* [STATED PROBLEM] Copy out all lines carrying the word "that".

(Dataset excerpt)
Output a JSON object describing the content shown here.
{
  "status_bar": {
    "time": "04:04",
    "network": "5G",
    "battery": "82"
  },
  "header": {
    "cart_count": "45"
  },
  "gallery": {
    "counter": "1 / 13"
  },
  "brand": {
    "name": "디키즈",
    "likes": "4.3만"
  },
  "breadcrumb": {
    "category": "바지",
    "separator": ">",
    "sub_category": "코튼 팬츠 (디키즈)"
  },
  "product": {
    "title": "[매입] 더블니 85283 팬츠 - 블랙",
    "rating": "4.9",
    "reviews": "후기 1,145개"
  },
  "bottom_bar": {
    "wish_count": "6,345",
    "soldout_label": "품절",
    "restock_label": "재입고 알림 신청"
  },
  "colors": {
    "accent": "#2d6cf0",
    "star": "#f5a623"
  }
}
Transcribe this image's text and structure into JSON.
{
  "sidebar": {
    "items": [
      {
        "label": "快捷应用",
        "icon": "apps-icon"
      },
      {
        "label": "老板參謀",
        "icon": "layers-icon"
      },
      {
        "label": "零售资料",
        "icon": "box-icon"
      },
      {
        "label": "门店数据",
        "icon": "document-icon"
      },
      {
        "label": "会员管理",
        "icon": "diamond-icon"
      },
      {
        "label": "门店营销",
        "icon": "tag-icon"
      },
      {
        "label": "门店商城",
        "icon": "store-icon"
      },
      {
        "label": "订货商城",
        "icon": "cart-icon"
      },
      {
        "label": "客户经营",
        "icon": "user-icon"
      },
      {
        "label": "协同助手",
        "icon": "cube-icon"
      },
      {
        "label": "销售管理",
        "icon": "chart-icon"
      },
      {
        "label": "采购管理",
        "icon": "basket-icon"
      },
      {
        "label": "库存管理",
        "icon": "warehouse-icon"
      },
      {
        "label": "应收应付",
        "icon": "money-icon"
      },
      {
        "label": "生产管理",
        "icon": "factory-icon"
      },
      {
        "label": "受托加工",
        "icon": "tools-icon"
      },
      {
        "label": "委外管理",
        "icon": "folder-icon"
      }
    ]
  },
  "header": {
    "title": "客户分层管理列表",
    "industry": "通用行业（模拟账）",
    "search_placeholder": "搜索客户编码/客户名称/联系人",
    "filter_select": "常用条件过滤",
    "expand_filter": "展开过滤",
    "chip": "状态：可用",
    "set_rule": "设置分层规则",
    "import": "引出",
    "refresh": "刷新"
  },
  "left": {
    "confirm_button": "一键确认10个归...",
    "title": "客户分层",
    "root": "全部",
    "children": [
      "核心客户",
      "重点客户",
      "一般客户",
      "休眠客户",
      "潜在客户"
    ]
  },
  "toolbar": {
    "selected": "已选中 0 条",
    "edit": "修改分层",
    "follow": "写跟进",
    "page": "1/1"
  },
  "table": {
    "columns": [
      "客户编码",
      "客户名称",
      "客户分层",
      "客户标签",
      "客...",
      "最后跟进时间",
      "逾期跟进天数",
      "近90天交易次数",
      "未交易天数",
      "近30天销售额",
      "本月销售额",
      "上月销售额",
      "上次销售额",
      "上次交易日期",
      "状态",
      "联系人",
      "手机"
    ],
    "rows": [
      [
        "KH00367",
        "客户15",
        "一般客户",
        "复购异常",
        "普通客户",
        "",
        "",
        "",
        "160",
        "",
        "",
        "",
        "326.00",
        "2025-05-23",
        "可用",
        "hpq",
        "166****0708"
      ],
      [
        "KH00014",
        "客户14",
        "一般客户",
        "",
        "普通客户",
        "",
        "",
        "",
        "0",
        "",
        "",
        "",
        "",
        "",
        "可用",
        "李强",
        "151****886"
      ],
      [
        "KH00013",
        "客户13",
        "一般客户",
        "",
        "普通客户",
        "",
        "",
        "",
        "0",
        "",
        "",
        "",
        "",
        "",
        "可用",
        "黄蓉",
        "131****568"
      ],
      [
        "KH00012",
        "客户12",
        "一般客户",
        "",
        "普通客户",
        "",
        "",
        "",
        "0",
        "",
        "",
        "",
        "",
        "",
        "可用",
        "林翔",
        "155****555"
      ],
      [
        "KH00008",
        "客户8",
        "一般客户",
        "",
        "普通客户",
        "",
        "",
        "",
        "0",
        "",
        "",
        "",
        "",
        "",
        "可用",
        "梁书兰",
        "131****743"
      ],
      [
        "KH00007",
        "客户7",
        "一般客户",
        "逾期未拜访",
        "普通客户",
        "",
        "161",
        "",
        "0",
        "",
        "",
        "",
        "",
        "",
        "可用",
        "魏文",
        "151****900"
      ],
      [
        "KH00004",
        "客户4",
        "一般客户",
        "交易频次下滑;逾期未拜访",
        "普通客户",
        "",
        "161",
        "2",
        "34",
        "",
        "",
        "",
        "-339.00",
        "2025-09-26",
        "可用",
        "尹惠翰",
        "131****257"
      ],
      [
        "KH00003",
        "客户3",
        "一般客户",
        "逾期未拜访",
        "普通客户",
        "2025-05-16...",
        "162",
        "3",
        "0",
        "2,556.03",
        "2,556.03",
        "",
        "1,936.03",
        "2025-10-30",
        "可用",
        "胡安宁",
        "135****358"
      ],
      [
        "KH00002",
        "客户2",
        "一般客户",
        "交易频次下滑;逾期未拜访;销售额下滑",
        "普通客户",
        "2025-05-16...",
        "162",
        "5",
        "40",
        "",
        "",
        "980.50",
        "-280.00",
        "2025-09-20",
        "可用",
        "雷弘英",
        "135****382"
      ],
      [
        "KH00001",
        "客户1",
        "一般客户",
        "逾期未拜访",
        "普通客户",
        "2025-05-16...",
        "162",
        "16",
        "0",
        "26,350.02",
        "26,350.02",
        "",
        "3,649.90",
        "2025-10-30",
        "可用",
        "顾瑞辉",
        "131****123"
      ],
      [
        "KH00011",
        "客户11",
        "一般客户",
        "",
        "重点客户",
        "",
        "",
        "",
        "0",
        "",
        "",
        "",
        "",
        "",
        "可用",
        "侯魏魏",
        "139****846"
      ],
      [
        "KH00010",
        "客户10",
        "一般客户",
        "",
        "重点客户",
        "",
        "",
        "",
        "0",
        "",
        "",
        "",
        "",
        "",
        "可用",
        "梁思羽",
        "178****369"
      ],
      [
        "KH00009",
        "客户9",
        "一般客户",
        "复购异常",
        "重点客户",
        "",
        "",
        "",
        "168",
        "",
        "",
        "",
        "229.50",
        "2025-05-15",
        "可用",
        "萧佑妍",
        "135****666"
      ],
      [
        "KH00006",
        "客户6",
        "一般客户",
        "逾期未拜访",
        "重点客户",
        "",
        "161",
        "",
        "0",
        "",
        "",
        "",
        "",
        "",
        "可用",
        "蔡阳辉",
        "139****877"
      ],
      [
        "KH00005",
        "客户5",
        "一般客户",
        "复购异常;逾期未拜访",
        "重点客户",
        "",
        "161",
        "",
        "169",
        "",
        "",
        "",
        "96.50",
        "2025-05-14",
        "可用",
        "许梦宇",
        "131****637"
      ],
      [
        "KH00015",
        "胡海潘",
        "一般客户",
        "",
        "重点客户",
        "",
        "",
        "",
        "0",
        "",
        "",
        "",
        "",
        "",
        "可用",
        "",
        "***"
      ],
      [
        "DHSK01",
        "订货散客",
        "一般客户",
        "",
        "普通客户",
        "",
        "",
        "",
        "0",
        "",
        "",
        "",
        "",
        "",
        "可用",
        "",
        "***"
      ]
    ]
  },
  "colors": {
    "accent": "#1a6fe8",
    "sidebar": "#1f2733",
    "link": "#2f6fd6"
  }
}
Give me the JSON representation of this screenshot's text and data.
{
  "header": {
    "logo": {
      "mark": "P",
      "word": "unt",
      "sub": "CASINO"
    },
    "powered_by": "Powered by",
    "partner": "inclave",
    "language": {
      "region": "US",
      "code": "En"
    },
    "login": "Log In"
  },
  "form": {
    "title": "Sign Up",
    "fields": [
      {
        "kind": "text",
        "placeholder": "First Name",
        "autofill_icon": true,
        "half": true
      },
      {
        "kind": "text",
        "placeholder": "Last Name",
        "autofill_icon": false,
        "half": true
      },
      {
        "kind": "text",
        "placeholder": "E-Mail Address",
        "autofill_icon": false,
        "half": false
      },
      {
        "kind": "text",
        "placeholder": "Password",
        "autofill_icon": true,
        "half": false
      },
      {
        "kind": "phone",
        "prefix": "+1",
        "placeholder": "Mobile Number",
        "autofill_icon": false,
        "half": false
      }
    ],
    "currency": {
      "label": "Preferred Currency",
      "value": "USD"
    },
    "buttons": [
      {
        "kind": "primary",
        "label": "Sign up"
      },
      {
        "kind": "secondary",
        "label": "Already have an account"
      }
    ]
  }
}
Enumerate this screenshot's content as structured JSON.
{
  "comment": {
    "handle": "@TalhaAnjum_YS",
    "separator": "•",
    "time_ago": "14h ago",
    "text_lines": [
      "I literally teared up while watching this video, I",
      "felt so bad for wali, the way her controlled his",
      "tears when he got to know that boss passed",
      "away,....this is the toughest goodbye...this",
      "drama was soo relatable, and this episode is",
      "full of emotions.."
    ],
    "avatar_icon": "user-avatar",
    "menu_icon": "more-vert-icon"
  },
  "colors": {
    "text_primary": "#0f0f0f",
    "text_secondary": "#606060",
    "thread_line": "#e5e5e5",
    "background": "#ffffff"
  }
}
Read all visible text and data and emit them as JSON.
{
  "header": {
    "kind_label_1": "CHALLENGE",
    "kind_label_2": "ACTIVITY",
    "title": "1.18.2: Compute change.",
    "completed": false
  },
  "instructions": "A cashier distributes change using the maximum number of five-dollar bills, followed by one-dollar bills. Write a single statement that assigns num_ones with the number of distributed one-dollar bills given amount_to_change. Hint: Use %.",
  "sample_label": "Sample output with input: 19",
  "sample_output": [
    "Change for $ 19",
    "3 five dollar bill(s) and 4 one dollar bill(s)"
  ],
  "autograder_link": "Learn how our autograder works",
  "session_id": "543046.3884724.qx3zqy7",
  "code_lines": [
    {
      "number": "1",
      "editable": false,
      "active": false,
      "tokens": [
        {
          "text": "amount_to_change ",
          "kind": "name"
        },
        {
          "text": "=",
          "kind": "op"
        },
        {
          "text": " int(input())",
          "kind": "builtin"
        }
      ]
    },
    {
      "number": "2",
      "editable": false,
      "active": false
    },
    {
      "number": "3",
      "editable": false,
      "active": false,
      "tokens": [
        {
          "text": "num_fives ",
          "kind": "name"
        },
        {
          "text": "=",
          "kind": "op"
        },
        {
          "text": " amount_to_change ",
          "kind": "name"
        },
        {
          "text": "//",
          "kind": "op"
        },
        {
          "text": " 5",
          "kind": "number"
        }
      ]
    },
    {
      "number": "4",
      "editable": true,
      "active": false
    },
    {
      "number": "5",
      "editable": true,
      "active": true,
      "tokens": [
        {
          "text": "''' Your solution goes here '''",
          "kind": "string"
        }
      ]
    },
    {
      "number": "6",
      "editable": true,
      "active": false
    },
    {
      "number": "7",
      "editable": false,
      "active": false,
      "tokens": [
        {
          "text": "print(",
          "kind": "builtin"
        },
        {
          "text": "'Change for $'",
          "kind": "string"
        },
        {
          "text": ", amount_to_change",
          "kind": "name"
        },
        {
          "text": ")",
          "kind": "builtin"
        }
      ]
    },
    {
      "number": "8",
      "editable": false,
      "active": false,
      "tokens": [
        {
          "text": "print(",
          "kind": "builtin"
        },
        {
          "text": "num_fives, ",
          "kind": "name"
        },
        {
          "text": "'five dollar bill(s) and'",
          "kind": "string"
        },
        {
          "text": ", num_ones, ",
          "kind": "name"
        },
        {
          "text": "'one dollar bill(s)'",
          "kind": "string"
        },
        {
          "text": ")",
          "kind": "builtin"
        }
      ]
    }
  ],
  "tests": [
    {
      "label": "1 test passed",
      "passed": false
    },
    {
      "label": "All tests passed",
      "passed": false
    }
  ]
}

* [EXERCISE RESULT]
      "tears when he got to know that boss passed",
  "instructions": "A cashier distributes change using the maximum number of five-dollar bills, followed by one-dollar bills. Write a single statement that assigns num_ones with the number of distributed one-dollar bills given amount_to_change. Hint: Use %.",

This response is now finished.